··· Available records
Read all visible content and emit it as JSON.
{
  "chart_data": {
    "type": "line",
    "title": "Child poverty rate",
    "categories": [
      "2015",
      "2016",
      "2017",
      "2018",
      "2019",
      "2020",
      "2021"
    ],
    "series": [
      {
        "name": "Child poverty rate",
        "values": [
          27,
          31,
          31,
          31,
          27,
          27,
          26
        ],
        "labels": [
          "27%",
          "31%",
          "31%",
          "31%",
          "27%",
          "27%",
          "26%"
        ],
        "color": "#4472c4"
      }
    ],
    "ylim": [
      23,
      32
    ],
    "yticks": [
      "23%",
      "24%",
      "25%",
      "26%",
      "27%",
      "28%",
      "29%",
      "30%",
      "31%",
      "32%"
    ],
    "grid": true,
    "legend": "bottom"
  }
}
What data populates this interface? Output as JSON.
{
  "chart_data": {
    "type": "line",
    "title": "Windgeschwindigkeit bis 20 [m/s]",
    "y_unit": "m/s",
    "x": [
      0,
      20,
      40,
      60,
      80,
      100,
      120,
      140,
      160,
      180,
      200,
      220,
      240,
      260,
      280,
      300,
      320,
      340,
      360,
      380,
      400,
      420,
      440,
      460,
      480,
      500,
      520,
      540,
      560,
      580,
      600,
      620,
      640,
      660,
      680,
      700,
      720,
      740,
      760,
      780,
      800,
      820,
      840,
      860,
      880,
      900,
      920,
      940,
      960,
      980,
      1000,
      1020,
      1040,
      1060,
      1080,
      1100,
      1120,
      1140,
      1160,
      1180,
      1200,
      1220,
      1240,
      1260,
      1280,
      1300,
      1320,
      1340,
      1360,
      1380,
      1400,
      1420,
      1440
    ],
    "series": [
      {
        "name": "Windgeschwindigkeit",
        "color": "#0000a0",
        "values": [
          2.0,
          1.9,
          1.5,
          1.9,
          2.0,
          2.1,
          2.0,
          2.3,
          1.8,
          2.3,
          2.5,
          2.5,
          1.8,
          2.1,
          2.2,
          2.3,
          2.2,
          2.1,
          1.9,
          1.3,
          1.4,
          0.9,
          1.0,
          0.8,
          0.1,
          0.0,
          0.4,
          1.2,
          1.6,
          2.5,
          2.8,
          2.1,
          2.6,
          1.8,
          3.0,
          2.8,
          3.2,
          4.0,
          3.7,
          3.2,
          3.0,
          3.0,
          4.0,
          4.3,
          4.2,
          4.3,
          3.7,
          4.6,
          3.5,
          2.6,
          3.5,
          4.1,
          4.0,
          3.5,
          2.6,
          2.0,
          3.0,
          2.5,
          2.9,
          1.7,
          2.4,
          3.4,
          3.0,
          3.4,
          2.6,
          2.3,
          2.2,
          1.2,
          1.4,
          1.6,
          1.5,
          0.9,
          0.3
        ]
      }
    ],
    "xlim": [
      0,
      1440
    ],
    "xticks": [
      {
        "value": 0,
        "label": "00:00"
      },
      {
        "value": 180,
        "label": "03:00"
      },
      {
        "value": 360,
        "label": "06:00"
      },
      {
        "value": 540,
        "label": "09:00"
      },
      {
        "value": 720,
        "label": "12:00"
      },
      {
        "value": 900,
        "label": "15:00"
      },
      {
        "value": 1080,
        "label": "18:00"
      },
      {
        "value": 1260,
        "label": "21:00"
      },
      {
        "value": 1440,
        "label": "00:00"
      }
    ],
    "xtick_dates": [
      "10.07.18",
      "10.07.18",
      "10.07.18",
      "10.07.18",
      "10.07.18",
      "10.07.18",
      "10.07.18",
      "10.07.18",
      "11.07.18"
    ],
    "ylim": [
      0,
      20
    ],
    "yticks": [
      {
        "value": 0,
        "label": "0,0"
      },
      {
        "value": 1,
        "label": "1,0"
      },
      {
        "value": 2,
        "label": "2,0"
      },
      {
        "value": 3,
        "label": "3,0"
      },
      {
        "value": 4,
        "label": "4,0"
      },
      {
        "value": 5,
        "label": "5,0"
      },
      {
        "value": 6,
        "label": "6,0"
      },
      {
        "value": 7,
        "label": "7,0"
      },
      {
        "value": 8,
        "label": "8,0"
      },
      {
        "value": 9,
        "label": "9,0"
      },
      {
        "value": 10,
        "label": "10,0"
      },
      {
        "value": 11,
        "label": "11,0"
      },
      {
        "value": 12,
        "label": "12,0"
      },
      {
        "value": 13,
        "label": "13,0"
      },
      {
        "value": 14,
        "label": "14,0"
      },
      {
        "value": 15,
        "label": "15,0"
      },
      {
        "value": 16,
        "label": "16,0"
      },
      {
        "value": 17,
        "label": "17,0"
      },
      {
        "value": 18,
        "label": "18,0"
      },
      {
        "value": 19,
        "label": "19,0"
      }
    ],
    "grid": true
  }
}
······
Problem details: Copy each record from above exactly, and include every line.

Output of the exercise:
Read all visible content and emit it as JSON.
{
  "chart_data": {
    "type": "line",
    "title": "Child poverty rate",
    "categories": [
      "2015",
      "2016",
      "2017",
      "2018",
      "2019",
      "2020",
      "2021"
    ],
    "series": [
      {
        "name": "Child poverty rate",
        "values": [
          27,
          31,
          31,
          31,
          27,
          27,
          26
        ],
        "labels": [
          "27%",
          "31%",
          "31%",
          "31%",
          "27%",
          "27%",
          "26%"
        ],
        "color": "#4472c4"
      }
    ],
    "ylim": [
      23,
      32
    ],
    "yticks": [
      "23%",
      "24%",
      "25%",
      "26%",
      "27%",
      "28%",
      "29%",
      "30%",
      "31%",
      "32%"
    ],
    "grid": true,
    "legend": "bottom"
  }
}
What data populates this interface? Output as JSON.
{
  "chart_data": {
    "type": "line",
    "title": "Windgeschwindigkeit bis 20 [m/s]",
    "y_unit": "m/s",
    "x": [
      0,
      20,
      40,
      60,
      80,
      100,
      120,
      140,
      160,
      180,
      200,
      220,
      240,
      260,
      280,
      300,
      320,
      340,
      360,
      380,
      400,
      420,
      440,
      460,
      480,
      500,
      520,
      540,
      560,
      580,
      600,
      620,
      640,
      660,
      680,
      700,
      720,
      740,
      760,
      780,
      800,
      820,
      840,
      860,
      880,
      900,
      920,
      940,
      960,
      980,
      1000,
      1020,
      1040,
      1060,
      1080,
      1100,
      1120,
      1140,
      1160,
      1180,
      1200,
      1220,
      1240,
      1260,
      1280,
      1300,
      1320,
      1340,
      1360,
      1380,
      1400,
      1420,
      1440
    ],
    "series": [
      {
        "name": "Windgeschwindigkeit",
        "color": "#0000a0",
        "values": [
          2.0,
          1.9,
          1.5,
          1.9,
          2.0,
          2.1,
          2.0,
          2.3,
          1.8,
          2.3,
          2.5,
          2.5,
          1.8,
          2.1,
          2.2,
          2.3,
          2.2,
          2.1,
          1.9,
          1.3,
          1.4,
          0.9,
          1.0,
          0.8,
          0.1,
          0.0,
          0.4,
          1.2,
          1.6,
          2.5,
          2.8,
          2.1,
          2.6,
          1.8,
          3.0,
          2.8,
          3.2,
          4.0,
          3.7,
          3.2,
          3.0,
          3.0,
          4.0,
          4.3,
          4.2,
          4.3,
          3.7,
          4.6,
          3.5,
          2.6,
          3.5,
          4.1,
          4.0,
          3.5,
          2.6,
          2.0,
          3.0,
          2.5,
          2.9,
          1.7,
          2.4,
          3.4,
          3.0,
          3.4,
          2.6,
          2.3,
          2.2,
          1.2,
          1.4,
          1.6,
          1.5,
          0.9,
          0.3
        ]
      }
    ],
    "xlim": [
      0,
      1440
    ],
    "xticks": [
      {
        "value": 0,
        "label": "00:00"
      },
      {
        "value": 180,
        "label": "03:00"
      },
      {
        "value": 360,
        "label": "06:00"
      },
      {
        "value": 540,
        "label": "09:00"
      },
      {
        "value": 720,
        "label": "12:00"
      },
      {
        "value": 900,
        "label": "15:00"
      },
      {
        "value": 1080,
        "label": "18:00"
      },
      {
        "value": 1260,
        "label": "21:00"
      },
      {
        "value": 1440,
        "label": "00:00"
      }
    ],
    "xtick_dates": [
      "10.07.18",
      "10.07.18",
      "10.07.18",
      "10.07.18",
      "10.07.18",
      "10.07.18",
      "10.07.18",
      "10.07.18",
      "11.07.18"
    ],
    "ylim": [
      0,
      20
    ],
    "yticks": [
      {
        "value": 0,
        "label": "0,0"
      },
      {
        "value": 1,
        "label": "1,0"
      },
      {
        "value": 2,
        "label": "2,0"
      },
      {
        "value": 3,
        "label": "3,0"
      },
      {
        "value": 4,
        "label": "4,0"
      },
      {
        "value": 5,
        "label": "5,0"
      },
      {
        "value": 6,
        "label": "6,0"
      },
      {
        "value": 7,
        "label": "7,0"
      },
      {
        "value": 8,
        "label": "8,0"
      },
      {
        "value": 9,
        "label": "9,0"
      },
      {
        "value": 10,
        "label": "10,0"
      },
      {
        "value": 11,
        "label": "11,0"
      },
      {
        "value": 12,
        "label": "12,0"
      },
      {
        "value": 13,
        "label": "13,0"
      },
      {
        "value": 14,
        "label": "14,0"
      },
      {
        "value": 15,
        "label": "15,0"
      },
      {
        "value": 16,
        "label": "16,0"
      },
      {
        "value": 17,
        "label": "17,0"
      },
      {
        "value": 18,
        "label": "18,0"
      },
      {
        "value": 19,
        "label": "19,0"
      }
    ],
    "grid": true
  }
}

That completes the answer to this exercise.